TASK REQUIREMENTS: Locate each line holding the string "negatywowych" and copy it.

MATERIAL FOR THIS TASK:

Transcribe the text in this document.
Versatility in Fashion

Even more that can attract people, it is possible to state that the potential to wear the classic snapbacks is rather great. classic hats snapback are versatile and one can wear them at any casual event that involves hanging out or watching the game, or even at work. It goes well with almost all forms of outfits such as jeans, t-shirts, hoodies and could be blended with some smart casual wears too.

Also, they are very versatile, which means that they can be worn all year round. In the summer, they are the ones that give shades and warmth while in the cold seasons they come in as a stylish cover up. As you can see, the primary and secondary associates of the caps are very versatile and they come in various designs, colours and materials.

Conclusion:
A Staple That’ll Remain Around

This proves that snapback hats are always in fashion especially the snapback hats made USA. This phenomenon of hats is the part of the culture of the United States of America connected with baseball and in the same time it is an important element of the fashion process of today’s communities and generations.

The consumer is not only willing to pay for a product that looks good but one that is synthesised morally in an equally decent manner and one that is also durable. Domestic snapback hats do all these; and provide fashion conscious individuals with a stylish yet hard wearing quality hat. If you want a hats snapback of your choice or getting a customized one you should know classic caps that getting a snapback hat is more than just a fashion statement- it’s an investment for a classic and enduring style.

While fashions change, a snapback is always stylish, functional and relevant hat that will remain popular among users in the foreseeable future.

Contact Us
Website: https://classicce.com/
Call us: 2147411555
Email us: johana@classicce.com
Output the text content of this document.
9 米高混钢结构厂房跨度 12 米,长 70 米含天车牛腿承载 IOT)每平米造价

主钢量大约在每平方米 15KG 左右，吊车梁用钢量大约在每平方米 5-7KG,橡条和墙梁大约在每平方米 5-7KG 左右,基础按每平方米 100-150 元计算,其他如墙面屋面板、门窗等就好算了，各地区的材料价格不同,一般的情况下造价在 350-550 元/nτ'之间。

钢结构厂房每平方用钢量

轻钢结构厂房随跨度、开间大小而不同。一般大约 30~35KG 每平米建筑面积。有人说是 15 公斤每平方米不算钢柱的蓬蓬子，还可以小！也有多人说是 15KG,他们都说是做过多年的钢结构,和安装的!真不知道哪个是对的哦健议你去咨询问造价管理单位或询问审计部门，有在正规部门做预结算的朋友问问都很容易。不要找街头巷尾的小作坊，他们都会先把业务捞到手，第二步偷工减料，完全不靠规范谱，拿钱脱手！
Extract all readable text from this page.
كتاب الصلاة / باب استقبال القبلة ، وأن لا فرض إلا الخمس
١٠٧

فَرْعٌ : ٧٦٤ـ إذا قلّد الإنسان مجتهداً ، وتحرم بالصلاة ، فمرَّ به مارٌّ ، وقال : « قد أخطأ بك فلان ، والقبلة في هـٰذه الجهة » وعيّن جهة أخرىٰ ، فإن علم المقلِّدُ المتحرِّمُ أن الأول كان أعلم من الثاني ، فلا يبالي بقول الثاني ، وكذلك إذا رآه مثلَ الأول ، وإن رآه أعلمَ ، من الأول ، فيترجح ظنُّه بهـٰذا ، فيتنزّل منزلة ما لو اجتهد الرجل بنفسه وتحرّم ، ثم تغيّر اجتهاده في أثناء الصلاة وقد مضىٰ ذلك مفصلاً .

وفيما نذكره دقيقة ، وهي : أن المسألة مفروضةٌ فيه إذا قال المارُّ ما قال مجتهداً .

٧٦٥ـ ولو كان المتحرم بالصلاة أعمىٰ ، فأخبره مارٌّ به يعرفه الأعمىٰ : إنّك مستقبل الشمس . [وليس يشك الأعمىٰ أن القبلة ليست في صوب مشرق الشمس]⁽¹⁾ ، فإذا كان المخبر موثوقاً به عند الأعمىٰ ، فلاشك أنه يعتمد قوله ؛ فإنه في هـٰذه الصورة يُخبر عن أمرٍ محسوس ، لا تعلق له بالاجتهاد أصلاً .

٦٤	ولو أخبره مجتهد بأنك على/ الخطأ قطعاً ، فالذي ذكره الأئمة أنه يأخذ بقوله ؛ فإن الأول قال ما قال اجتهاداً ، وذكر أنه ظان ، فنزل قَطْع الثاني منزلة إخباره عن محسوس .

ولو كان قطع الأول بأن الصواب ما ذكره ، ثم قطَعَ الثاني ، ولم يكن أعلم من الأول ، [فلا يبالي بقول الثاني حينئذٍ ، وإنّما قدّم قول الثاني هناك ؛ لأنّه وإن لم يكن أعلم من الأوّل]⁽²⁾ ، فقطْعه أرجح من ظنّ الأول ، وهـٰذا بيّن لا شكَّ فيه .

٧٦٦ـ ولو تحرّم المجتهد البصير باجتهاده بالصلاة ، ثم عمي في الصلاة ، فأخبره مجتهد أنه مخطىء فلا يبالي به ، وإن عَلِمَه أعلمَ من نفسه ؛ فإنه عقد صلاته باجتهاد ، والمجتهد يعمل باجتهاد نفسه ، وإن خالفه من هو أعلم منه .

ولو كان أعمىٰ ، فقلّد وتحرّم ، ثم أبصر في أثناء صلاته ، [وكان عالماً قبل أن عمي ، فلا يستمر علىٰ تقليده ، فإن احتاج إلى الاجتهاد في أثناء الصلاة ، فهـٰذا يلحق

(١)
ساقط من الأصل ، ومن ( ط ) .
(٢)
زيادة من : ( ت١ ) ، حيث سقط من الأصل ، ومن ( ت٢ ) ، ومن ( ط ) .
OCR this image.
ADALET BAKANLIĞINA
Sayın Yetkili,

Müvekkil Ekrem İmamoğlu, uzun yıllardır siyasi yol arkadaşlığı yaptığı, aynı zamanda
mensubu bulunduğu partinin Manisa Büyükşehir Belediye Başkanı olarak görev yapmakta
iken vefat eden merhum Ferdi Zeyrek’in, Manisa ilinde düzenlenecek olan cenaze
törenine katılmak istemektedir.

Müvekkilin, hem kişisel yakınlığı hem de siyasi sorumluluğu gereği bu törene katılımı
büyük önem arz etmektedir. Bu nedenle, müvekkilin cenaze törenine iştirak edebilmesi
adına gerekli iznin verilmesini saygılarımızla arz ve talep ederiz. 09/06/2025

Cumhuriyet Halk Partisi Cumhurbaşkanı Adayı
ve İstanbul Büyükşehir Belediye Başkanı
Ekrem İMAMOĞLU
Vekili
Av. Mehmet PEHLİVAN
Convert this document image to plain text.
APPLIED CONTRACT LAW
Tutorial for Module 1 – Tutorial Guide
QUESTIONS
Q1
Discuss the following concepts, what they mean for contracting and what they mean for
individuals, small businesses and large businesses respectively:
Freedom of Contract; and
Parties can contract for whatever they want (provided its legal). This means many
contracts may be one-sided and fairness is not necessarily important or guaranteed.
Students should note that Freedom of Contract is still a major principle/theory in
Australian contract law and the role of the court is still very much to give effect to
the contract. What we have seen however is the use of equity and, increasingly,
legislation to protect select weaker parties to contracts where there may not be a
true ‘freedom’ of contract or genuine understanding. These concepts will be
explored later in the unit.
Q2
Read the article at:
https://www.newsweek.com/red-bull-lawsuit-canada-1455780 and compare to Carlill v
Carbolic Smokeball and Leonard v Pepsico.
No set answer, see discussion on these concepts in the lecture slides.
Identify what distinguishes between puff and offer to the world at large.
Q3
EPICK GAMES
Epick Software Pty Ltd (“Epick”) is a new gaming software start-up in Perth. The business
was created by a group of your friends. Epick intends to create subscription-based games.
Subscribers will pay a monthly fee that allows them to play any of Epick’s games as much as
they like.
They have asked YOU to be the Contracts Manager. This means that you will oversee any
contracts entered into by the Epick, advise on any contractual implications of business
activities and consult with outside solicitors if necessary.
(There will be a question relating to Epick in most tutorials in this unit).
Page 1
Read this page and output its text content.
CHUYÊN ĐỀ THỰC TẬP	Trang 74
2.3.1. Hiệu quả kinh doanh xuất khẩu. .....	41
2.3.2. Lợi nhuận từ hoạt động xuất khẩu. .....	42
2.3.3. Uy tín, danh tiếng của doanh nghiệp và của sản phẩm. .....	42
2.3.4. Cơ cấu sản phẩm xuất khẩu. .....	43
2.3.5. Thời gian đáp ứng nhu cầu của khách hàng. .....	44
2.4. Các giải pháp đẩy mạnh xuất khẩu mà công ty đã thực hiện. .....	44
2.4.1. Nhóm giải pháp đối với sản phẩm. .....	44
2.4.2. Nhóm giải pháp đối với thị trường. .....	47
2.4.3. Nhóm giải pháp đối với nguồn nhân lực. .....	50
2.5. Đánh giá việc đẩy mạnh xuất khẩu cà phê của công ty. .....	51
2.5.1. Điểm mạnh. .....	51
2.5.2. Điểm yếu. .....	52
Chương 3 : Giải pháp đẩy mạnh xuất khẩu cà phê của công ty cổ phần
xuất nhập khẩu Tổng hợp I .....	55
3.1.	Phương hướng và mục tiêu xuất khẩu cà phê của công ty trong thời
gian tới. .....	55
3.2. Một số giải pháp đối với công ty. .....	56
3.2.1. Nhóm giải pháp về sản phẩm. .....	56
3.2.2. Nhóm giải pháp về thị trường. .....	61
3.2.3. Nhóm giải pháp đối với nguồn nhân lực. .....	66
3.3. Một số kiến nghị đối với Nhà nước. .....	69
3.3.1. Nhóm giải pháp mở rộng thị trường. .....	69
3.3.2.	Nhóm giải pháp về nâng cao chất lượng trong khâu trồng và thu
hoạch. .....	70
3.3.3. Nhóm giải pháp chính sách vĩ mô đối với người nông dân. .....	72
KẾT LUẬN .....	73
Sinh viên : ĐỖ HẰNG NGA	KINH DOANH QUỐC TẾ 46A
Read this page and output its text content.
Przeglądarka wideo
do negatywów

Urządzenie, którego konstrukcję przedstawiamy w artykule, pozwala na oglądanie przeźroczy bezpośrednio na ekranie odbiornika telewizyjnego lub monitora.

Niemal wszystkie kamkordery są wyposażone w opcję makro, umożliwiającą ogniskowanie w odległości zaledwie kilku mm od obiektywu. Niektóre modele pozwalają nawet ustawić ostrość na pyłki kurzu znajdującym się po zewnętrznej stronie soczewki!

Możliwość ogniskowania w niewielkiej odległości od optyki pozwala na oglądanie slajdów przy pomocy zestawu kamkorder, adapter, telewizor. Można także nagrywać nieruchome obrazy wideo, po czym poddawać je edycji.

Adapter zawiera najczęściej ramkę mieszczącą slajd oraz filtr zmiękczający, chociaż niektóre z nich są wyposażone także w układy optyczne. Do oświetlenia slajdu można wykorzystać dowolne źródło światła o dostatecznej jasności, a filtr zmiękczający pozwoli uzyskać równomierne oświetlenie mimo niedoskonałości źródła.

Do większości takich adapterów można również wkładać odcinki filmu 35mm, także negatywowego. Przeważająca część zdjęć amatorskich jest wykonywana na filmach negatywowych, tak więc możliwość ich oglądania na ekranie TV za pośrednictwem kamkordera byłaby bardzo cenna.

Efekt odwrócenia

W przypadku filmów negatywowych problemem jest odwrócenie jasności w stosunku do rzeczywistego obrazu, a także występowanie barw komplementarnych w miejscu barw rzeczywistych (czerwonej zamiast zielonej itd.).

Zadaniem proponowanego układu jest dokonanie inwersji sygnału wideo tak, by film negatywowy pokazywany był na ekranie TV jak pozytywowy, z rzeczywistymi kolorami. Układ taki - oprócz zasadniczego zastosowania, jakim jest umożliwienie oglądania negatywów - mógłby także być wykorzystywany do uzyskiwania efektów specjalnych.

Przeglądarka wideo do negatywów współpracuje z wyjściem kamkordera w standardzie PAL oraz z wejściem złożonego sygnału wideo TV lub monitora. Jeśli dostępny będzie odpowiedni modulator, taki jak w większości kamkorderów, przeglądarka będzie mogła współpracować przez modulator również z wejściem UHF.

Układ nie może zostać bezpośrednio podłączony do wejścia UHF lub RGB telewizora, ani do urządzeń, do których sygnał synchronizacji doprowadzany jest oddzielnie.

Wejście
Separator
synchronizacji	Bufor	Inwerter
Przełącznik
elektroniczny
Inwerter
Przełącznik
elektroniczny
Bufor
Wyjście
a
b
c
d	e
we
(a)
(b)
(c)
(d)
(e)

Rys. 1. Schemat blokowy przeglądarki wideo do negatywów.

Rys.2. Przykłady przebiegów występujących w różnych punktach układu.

EXERCISE ANSWER:
Do większości takich adapterów można również wkładać odcinki filmu 35mm, także negatywowego. Przeważająca część zdjęć amatorskich jest wykonywana na filmach negatywowych, tak więc możliwość ich oglądania na ekranie TV za pośrednictwem kamkordera byłaby bardzo cenna.
W przypadku filmów negatywowych problemem jest odwrócenie jasności w stosunku do rzeczywistego obrazu, a także występowanie barw komplementarnych w miejscu barw rzeczywistych (czerwonej zamiast zielonej itd.).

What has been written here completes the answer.